— Start MATERIAL TO PROCESS —
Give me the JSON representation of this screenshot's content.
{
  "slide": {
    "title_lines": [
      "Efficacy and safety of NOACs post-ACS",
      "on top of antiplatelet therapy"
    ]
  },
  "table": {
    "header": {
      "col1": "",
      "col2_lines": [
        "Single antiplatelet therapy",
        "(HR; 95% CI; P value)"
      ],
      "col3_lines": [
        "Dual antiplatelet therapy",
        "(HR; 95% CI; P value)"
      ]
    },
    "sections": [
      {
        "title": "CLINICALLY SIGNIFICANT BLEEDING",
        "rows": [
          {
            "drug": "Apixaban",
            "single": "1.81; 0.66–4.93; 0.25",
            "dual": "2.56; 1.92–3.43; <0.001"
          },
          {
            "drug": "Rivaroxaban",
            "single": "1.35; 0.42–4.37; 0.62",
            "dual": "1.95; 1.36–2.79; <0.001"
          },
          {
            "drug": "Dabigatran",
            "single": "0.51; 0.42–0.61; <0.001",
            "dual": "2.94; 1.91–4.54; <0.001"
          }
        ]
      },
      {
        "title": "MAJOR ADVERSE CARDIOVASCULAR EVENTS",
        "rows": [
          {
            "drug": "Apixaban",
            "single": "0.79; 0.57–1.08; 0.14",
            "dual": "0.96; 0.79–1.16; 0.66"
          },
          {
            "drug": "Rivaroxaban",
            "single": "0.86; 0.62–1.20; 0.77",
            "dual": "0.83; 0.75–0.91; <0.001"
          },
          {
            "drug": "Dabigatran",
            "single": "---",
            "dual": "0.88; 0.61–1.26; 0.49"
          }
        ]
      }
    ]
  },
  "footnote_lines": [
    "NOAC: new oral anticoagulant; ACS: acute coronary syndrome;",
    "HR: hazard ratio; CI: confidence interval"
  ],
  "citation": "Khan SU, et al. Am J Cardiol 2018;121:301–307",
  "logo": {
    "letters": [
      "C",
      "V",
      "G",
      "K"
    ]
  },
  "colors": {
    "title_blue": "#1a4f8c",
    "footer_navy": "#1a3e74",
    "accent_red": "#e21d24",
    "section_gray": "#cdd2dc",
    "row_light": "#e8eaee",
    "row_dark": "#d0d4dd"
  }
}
— End MATERIAL TO PROCESS —
WORK TO BE COMPLETED: Exactly as shown, repeat every record.

FULL RESPONSE:
Give me the JSON representation of this screenshot's content.
{
  "slide": {
    "title_lines": [
      "Efficacy and safety of NOACs post-ACS",
      "on top of antiplatelet therapy"
    ]
  },
  "table": {
    "header": {
      "col1": "",
      "col2_lines": [
        "Single antiplatelet therapy",
        "(HR; 95% CI; P value)"
      ],
      "col3_lines": [
        "Dual antiplatelet therapy",
        "(HR; 95% CI; P value)"
      ]
    },
    "sections": [
      {
        "title": "CLINICALLY SIGNIFICANT BLEEDING",
        "rows": [
          {
            "drug": "Apixaban",
            "single": "1.81; 0.66–4.93; 0.25",
            "dual": "2.56; 1.92–3.43; <0.001"
          },
          {
            "drug": "Rivaroxaban",
            "single": "1.35; 0.42–4.37; 0.62",
            "dual": "1.95; 1.36–2.79; <0.001"
          },
          {
            "drug": "Dabigatran",
            "single": "0.51; 0.42–0.61; <0.001",
            "dual": "2.94; 1.91–4.54; <0.001"
          }
        ]
      },
      {
        "title": "MAJOR ADVERSE CARDIOVASCULAR EVENTS",
        "rows": [
          {
            "drug": "Apixaban",
            "single": "0.79; 0.57–1.08; 0.14",
            "dual": "0.96; 0.79–1.16; 0.66"
          },
          {
            "drug": "Rivaroxaban",
            "single": "0.86; 0.62–1.20; 0.77",
            "dual": "0.83; 0.75–0.91; <0.001"
          },
          {
            "drug": "Dabigatran",
            "single": "---",
            "dual": "0.88; 0.61–1.26; 0.49"
          }
        ]
      }
    ]
  },
  "footnote_lines": [
    "NOAC: new oral anticoagulant; ACS: acute coronary syndrome;",
    "HR: hazard ratio; CI: confidence interval"
  ],
  "citation": "Khan SU, et al. Am J Cardiol 2018;121:301–307",
  "logo": {
    "letters": [
      "C",
      "V",
      "G",
      "K"
    ]
  },
  "colors": {
    "title_blue": "#1a4f8c",
    "footer_navy": "#1a3e74",
    "accent_red": "#e21d24",
    "section_gray": "#cdd2dc",
    "row_light": "#e8eaee",
    "row_dark": "#d0d4dd"
  }
}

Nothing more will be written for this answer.